Records from a data collection:
>> Begin
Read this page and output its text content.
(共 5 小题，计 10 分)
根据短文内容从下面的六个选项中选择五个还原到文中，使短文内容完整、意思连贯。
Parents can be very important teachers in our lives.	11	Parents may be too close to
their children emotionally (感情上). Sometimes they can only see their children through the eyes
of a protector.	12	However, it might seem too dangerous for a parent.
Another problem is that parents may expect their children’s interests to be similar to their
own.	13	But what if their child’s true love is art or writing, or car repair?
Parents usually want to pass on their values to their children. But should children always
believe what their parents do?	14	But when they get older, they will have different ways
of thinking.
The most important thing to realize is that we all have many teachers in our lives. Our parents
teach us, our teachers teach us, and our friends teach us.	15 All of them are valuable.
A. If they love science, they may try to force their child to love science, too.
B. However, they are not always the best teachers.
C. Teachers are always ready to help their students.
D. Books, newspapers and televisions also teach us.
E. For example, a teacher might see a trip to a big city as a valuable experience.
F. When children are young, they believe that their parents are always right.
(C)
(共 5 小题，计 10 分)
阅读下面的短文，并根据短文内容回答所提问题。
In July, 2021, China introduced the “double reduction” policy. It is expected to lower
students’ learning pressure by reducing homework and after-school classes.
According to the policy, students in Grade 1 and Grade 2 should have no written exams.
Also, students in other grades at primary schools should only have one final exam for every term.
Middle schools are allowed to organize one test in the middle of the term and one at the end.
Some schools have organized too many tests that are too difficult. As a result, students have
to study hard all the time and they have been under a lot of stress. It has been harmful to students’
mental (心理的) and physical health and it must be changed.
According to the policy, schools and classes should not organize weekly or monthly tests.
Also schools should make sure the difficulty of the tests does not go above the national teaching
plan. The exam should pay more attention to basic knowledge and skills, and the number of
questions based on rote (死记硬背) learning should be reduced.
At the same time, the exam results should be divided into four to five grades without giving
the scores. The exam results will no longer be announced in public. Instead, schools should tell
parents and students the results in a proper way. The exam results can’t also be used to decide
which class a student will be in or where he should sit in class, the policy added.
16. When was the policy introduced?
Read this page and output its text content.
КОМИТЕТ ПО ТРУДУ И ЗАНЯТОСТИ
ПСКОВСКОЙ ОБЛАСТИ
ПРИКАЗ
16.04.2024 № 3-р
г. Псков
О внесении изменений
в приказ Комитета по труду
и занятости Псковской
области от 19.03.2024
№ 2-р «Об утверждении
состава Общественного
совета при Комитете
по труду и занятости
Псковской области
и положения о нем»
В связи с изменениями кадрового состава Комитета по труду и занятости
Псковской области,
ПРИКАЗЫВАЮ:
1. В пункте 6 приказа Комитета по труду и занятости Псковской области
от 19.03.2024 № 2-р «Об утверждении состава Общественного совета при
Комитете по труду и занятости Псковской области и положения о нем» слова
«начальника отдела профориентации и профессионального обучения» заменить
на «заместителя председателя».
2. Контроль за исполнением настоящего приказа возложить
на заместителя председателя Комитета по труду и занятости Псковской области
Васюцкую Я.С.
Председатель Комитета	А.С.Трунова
>> End
PROMPT
Write the data back out verbatim.

COMPLETED TASK
Read this page and output its text content.
(共 5 小题，计 10 分)
根据短文内容从下面的六个选项中选择五个还原到文中，使短文内容完整、意思连贯。
Parents can be very important teachers in our lives.	11	Parents may be too close to
their children emotionally (感情上). Sometimes they can only see their children through the eyes
of a protector.	12	However, it might seem too dangerous for a parent.
Another problem is that parents may expect their children’s interests to be similar to their
own.	13	But what if their child’s true love is art or writing, or car repair?
Parents usually want to pass on their values to their children. But should children always
believe what their parents do?	14	But when they get older, they will have different ways
of thinking.
The most important thing to realize is that we all have many teachers in our lives. Our parents
teach us, our teachers teach us, and our friends teach us.	15 All of them are valuable.
A. If they love science, they may try to force their child to love science, too.
B. However, they are not always the best teachers.
C. Teachers are always ready to help their students.
D. Books, newspapers and televisions also teach us.
E. For example, a teacher might see a trip to a big city as a valuable experience.
F. When children are young, they believe that their parents are always right.
(C)
(共 5 小题，计 10 分)
阅读下面的短文，并根据短文内容回答所提问题。
In July, 2021, China introduced the “double reduction” policy. It is expected to lower
students’ learning pressure by reducing homework and after-school classes.
According to the policy, students in Grade 1 and Grade 2 should have no written exams.
Also, students in other grades at primary schools should only have one final exam for every term.
Middle schools are allowed to organize one test in the middle of the term and one at the end.
Some schools have organized too many tests that are too difficult. As a result, students have
to study hard all the time and they have been under a lot of stress. It has been harmful to students’
mental (心理的) and physical health and it must be changed.
According to the policy, schools and classes should not organize weekly or monthly tests.
Also schools should make sure the difficulty of the tests does not go above the national teaching
plan. The exam should pay more attention to basic knowledge and skills, and the number of
questions based on rote (死记硬背) learning should be reduced.
At the same time, the exam results should be divided into four to five grades without giving
the scores. The exam results will no longer be announced in public. Instead, schools should tell
parents and students the results in a proper way. The exam results can’t also be used to decide
which class a student will be in or where he should sit in class, the policy added.
16. When was the policy introduced?
Read this page and output its text content.
КОМИТЕТ ПО ТРУДУ И ЗАНЯТОСТИ
ПСКОВСКОЙ ОБЛАСТИ
ПРИКАЗ
16.04.2024 № 3-р
г. Псков
О внесении изменений
в приказ Комитета по труду
и занятости Псковской
области от 19.03.2024
№ 2-р «Об утверждении
состава Общественного
совета при Комитете
по труду и занятости
Псковской области
и положения о нем»
В связи с изменениями кадрового состава Комитета по труду и занятости
Псковской области,
ПРИКАЗЫВАЮ:
1. В пункте 6 приказа Комитета по труду и занятости Псковской области
от 19.03.2024 № 2-р «Об утверждении состава Общественного совета при
Комитете по труду и занятости Псковской области и положения о нем» слова
«начальника отдела профориентации и профессионального обучения» заменить
на «заместителя председателя».
2. Контроль за исполнением настоящего приказа возложить
на заместителя председателя Комитета по труду и занятости Псковской области
Васюцкую Я.С.
Председатель Комитета	А.С.Трунова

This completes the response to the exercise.